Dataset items
......
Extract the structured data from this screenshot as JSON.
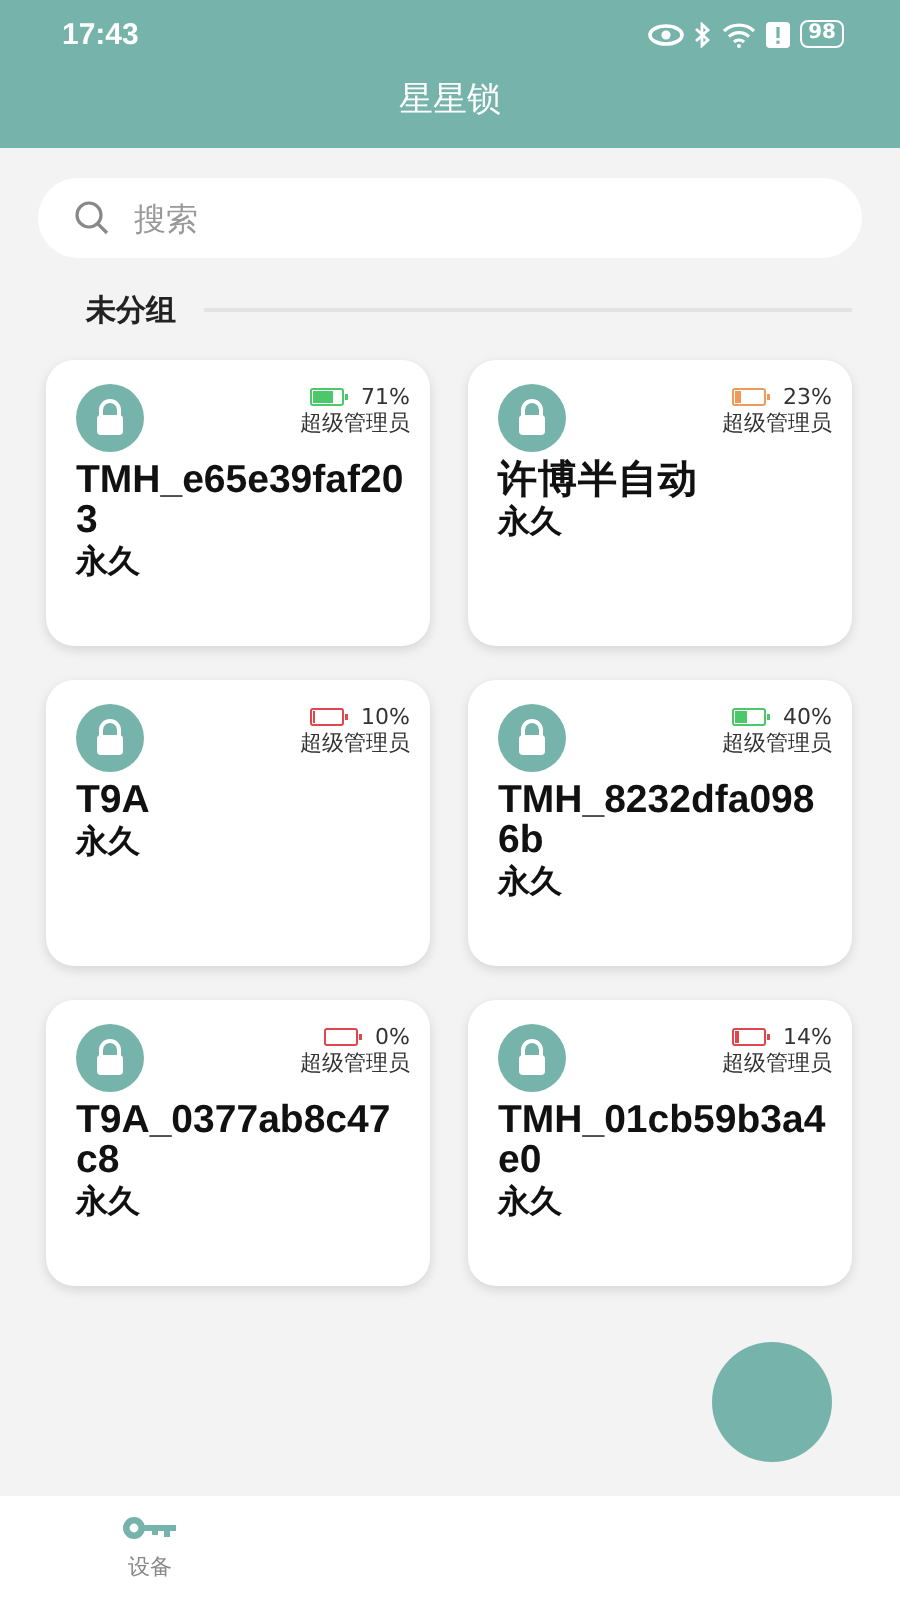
{
  "status_bar": {
    "time": "17:43",
    "battery": "98"
  },
  "header": {
    "title": "星星锁"
  },
  "search": {
    "placeholder": "搜索"
  },
  "group": {
    "title": "未分组"
  },
  "locks": [
    {
      "name": "TMH_e65e39faf203",
      "battery": "71%",
      "role": "超级管理员",
      "validity": "永久"
    },
    {
      "name": "许博半自动",
      "battery": "23%",
      "role": "超级管理员",
      "validity": "永久"
    },
    {
      "name": "T9A",
      "battery": "10%",
      "role": "超级管理员",
      "validity": "永久"
    },
    {
      "name": "TMH_8232dfa0986b",
      "battery": "40%",
      "role": "超级管理员",
      "validity": "永久"
    },
    {
      "name": "T9A_0377ab8c47c8",
      "battery": "0%",
      "role": "超级管理员",
      "validity": "永久"
    },
    {
      "name": "TMH_01cb59b3a4e0",
      "battery": "14%",
      "role": "超级管理员",
      "validity": "永久"
    }
  ],
  "nav": [
    {
      "label": "设备",
      "selected": true
    }
  ]
}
......
From the entries above, copy each line holding "battery".

    "battery": "98"
      "battery": "71%",
      "battery": "23%",
      "battery": "10%",
      "battery": "40%",
      "battery": "0%",
      "battery": "14%",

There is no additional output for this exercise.